What is asked: From the listing that follows, extract every line and set it down unaltered.

────────

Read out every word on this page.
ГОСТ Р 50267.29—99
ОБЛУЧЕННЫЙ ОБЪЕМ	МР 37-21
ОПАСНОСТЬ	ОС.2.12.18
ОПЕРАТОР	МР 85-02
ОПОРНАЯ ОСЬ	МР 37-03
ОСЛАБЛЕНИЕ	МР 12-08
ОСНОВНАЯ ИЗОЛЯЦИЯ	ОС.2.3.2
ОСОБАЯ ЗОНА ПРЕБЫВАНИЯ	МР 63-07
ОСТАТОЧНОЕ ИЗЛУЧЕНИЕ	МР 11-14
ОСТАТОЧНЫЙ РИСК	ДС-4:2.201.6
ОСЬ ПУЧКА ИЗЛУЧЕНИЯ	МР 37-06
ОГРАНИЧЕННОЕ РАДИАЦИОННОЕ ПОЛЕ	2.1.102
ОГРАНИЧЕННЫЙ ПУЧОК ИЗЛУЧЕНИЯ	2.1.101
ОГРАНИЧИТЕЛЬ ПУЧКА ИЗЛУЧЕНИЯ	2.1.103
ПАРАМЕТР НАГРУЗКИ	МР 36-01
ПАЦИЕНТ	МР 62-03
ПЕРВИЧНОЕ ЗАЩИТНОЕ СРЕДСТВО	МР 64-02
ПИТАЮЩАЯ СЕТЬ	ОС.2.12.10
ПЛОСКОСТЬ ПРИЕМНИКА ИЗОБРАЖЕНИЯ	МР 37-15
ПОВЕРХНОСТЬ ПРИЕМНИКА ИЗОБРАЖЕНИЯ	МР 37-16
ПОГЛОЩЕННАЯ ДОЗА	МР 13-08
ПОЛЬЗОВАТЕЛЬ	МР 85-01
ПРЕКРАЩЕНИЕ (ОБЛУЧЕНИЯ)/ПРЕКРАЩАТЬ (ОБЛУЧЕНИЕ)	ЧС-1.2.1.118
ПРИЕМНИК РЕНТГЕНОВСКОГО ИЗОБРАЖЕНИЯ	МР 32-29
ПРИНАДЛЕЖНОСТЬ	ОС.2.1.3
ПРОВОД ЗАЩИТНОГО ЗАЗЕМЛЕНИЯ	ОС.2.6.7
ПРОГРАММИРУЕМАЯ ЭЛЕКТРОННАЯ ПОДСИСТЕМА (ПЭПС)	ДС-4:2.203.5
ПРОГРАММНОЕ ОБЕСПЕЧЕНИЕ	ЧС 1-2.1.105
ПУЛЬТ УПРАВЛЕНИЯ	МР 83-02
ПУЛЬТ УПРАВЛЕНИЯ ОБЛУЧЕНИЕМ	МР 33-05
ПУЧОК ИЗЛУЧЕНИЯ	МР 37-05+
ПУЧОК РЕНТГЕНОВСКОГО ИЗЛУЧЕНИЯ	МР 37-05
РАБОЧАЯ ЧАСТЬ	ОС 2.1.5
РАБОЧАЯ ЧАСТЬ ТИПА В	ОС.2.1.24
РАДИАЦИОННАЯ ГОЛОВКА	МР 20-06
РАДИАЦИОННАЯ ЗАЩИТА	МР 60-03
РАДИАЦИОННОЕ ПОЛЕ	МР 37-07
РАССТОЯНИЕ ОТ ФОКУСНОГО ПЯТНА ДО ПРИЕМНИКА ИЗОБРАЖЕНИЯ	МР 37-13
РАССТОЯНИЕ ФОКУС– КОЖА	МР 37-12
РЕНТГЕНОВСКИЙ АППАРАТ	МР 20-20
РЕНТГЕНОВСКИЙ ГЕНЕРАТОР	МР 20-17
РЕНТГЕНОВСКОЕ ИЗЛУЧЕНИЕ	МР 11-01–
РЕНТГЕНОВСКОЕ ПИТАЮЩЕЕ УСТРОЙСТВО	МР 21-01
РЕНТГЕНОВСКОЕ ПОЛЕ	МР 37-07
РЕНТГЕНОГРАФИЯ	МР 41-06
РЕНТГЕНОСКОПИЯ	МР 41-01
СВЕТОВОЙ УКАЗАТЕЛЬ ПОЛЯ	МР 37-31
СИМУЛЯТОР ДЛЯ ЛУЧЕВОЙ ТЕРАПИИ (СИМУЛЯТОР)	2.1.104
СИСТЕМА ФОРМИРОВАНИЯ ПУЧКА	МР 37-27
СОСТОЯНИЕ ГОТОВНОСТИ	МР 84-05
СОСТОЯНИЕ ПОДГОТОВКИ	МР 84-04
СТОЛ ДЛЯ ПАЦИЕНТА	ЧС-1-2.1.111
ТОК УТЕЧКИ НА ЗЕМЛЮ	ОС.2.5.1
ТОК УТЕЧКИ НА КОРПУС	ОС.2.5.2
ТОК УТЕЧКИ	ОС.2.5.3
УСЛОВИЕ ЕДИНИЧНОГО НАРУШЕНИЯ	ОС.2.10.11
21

────────

Result:
Read out every word on this page.
ГОСТ Р 50267.29—99
ОБЛУЧЕННЫЙ ОБЪЕМ	МР 37-21
ОПАСНОСТЬ	ОС.2.12.18
ОПЕРАТОР	МР 85-02
ОПОРНАЯ ОСЬ	МР 37-03
ОСЛАБЛЕНИЕ	МР 12-08
ОСНОВНАЯ ИЗОЛЯЦИЯ	ОС.2.3.2
ОСОБАЯ ЗОНА ПРЕБЫВАНИЯ	МР 63-07
ОСТАТОЧНОЕ ИЗЛУЧЕНИЕ	МР 11-14
ОСТАТОЧНЫЙ РИСК	ДС-4:2.201.6
ОСЬ ПУЧКА ИЗЛУЧЕНИЯ	МР 37-06
ОГРАНИЧЕННОЕ РАДИАЦИОННОЕ ПОЛЕ	2.1.102
ОГРАНИЧЕННЫЙ ПУЧОК ИЗЛУЧЕНИЯ	2.1.101
ОГРАНИЧИТЕЛЬ ПУЧКА ИЗЛУЧЕНИЯ	2.1.103
ПАРАМЕТР НАГРУЗКИ	МР 36-01
ПАЦИЕНТ	МР 62-03
ПЕРВИЧНОЕ ЗАЩИТНОЕ СРЕДСТВО	МР 64-02
ПИТАЮЩАЯ СЕТЬ	ОС.2.12.10
ПЛОСКОСТЬ ПРИЕМНИКА ИЗОБРАЖЕНИЯ	МР 37-15
ПОВЕРХНОСТЬ ПРИЕМНИКА ИЗОБРАЖЕНИЯ	МР 37-16
ПОГЛОЩЕННАЯ ДОЗА	МР 13-08
ПОЛЬЗОВАТЕЛЬ	МР 85-01
ПРЕКРАЩЕНИЕ (ОБЛУЧЕНИЯ)/ПРЕКРАЩАТЬ (ОБЛУЧЕНИЕ)	ЧС-1.2.1.118
ПРИЕМНИК РЕНТГЕНОВСКОГО ИЗОБРАЖЕНИЯ	МР 32-29
ПРИНАДЛЕЖНОСТЬ	ОС.2.1.3
ПРОВОД ЗАЩИТНОГО ЗАЗЕМЛЕНИЯ	ОС.2.6.7
ПРОГРАММИРУЕМАЯ ЭЛЕКТРОННАЯ ПОДСИСТЕМА (ПЭПС)	ДС-4:2.203.5
ПРОГРАММНОЕ ОБЕСПЕЧЕНИЕ	ЧС 1-2.1.105
ПУЛЬТ УПРАВЛЕНИЯ	МР 83-02
ПУЛЬТ УПРАВЛЕНИЯ ОБЛУЧЕНИЕМ	МР 33-05
ПУЧОК ИЗЛУЧЕНИЯ	МР 37-05+
ПУЧОК РЕНТГЕНОВСКОГО ИЗЛУЧЕНИЯ	МР 37-05
РАБОЧАЯ ЧАСТЬ	ОС 2.1.5
РАБОЧАЯ ЧАСТЬ ТИПА В	ОС.2.1.24
РАДИАЦИОННАЯ ГОЛОВКА	МР 20-06
РАДИАЦИОННАЯ ЗАЩИТА	МР 60-03
РАДИАЦИОННОЕ ПОЛЕ	МР 37-07
РАССТОЯНИЕ ОТ ФОКУСНОГО ПЯТНА ДО ПРИЕМНИКА ИЗОБРАЖЕНИЯ	МР 37-13
РАССТОЯНИЕ ФОКУС– КОЖА	МР 37-12
РЕНТГЕНОВСКИЙ АППАРАТ	МР 20-20
РЕНТГЕНОВСКИЙ ГЕНЕРАТОР	МР 20-17
РЕНТГЕНОВСКОЕ ИЗЛУЧЕНИЕ	МР 11-01–
РЕНТГЕНОВСКОЕ ПИТАЮЩЕЕ УСТРОЙСТВО	МР 21-01
РЕНТГЕНОВСКОЕ ПОЛЕ	МР 37-07
РЕНТГЕНОГРАФИЯ	МР 41-06
РЕНТГЕНОСКОПИЯ	МР 41-01
СВЕТОВОЙ УКАЗАТЕЛЬ ПОЛЯ	МР 37-31
СИМУЛЯТОР ДЛЯ ЛУЧЕВОЙ ТЕРАПИИ (СИМУЛЯТОР)	2.1.104
СИСТЕМА ФОРМИРОВАНИЯ ПУЧКА	МР 37-27
СОСТОЯНИЕ ГОТОВНОСТИ	МР 84-05
СОСТОЯНИЕ ПОДГОТОВКИ	МР 84-04
СТОЛ ДЛЯ ПАЦИЕНТА	ЧС-1-2.1.111
ТОК УТЕЧКИ НА ЗЕМЛЮ	ОС.2.5.1
ТОК УТЕЧКИ НА КОРПУС	ОС.2.5.2
ТОК УТЕЧКИ	ОС.2.5.3
УСЛОВИЕ ЕДИНИЧНОГО НАРУШЕНИЯ	ОС.2.10.11
21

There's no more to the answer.